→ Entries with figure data
····················
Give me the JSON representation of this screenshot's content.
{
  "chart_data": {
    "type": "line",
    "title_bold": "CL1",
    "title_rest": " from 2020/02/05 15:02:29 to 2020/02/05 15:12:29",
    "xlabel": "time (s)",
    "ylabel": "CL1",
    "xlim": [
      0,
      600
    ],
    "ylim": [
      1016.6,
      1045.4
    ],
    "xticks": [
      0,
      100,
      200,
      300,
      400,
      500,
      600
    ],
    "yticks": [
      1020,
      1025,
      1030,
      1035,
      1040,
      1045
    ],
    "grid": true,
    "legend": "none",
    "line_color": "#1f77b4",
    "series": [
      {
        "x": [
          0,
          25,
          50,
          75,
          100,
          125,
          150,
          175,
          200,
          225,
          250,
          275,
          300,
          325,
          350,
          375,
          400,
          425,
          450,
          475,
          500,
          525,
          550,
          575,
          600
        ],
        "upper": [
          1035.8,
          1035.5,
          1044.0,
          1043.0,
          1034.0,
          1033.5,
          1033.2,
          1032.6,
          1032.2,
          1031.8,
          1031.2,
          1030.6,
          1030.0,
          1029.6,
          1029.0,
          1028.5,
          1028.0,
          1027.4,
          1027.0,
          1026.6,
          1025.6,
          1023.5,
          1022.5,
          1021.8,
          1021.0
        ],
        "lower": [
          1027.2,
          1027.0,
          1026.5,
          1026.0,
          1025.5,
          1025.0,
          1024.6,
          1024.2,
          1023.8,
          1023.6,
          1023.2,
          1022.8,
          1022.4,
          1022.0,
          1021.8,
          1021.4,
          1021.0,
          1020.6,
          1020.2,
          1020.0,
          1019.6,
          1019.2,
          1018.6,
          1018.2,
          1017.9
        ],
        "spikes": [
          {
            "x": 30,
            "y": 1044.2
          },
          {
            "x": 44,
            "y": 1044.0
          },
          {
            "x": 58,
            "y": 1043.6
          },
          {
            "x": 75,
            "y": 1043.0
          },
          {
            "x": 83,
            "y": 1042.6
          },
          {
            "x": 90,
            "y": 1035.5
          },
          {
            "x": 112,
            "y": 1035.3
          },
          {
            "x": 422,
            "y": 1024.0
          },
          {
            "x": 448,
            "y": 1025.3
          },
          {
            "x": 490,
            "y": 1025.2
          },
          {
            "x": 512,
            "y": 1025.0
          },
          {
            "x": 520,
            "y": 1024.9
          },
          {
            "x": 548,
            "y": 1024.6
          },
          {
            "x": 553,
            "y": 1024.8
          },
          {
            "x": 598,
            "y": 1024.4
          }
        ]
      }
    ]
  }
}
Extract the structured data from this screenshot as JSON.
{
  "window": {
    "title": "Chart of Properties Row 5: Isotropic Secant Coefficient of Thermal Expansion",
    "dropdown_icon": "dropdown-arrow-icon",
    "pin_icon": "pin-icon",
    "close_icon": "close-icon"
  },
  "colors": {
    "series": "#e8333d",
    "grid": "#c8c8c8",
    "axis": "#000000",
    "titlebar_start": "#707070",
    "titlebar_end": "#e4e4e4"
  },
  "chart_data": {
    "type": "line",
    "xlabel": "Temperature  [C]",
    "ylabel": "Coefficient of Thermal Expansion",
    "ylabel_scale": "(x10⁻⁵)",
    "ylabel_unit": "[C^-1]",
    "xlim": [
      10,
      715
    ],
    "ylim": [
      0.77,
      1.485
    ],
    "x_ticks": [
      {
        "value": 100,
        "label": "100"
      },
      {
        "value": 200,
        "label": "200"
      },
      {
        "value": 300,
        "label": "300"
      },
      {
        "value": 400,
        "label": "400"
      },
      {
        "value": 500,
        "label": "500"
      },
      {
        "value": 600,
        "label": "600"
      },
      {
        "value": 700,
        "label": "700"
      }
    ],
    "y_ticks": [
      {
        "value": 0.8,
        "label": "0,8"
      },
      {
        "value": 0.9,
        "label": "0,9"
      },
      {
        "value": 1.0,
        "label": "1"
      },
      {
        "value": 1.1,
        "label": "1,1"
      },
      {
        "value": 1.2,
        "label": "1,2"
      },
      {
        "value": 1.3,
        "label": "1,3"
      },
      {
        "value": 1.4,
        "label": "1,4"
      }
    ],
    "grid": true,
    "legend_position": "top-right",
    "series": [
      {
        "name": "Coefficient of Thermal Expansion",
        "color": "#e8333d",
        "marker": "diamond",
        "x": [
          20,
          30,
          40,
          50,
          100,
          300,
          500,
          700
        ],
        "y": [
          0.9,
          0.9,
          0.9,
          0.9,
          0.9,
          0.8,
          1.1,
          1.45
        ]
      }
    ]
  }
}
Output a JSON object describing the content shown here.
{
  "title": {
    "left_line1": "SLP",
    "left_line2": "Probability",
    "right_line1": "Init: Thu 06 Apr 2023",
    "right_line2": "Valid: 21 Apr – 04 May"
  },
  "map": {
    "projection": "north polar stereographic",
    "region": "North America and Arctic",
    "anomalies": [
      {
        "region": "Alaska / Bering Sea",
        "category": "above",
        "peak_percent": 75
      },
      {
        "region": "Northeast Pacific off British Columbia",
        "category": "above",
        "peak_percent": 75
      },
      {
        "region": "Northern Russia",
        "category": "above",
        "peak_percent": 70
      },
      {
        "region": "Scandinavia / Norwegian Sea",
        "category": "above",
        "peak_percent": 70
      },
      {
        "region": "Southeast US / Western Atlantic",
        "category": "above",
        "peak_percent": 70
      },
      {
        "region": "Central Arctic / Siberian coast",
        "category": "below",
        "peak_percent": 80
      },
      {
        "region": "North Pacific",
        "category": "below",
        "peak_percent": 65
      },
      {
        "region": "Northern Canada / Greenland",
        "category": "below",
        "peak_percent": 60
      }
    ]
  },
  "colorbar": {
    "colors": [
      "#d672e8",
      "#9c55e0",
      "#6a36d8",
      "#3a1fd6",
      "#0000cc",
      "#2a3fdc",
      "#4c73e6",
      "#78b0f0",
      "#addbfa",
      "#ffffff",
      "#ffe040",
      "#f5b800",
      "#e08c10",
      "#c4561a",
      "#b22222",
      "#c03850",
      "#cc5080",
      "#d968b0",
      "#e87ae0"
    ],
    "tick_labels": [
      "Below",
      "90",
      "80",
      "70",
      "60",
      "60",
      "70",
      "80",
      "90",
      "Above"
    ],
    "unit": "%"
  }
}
····················
→ DESCRIPTION OF THE TASK
Output only the lines running from the line with "Output a JSON" through the final line of the data, inclusive.

→ COMPLETED TASK
Output a JSON object describing the content shown here.
{
  "title": {
    "left_line1": "SLP",
    "left_line2": "Probability",
    "right_line1": "Init: Thu 06 Apr 2023",
    "right_line2": "Valid: 21 Apr – 04 May"
  },
  "map": {
    "projection": "north polar stereographic",
    "region": "North America and Arctic",
    "anomalies": [
      {
        "region": "Alaska / Bering Sea",
        "category": "above",
        "peak_percent": 75
      },
      {
        "region": "Northeast Pacific off British Columbia",
        "category": "above",
        "peak_percent": 75
      },
      {
        "region": "Northern Russia",
        "category": "above",
        "peak_percent": 70
      },
      {
        "region": "Scandinavia / Norwegian Sea",
        "category": "above",
        "peak_percent": 70
      },
      {
        "region": "Southeast US / Western Atlantic",
        "category": "above",
        "peak_percent": 70
      },
      {
        "region": "Central Arctic / Siberian coast",
        "category": "below",
        "peak_percent": 80
      },
      {
        "region": "North Pacific",
        "category": "below",
        "peak_percent": 65
      },
      {
        "region": "Northern Canada / Greenland",
        "category": "below",
        "peak_percent": 60
      }
    ]
  },
  "colorbar": {
    "colors": [
      "#d672e8",
      "#9c55e0",
      "#6a36d8",
      "#3a1fd6",
      "#0000cc",
      "#2a3fdc",
      "#4c73e6",
      "#78b0f0",
      "#addbfa",
      "#ffffff",
      "#ffe040",
      "#f5b800",
      "#e08c10",
      "#c4561a",
      "#b22222",
      "#c03850",
      "#cc5080",
      "#d968b0",
      "#e87ae0"
    ],
    "tick_labels": [
      "Below",
      "90",
      "80",
      "70",
      "60",
      "60",
      "70",
      "80",
      "90",
      "Above"
    ],
    "unit": "%"
  }
}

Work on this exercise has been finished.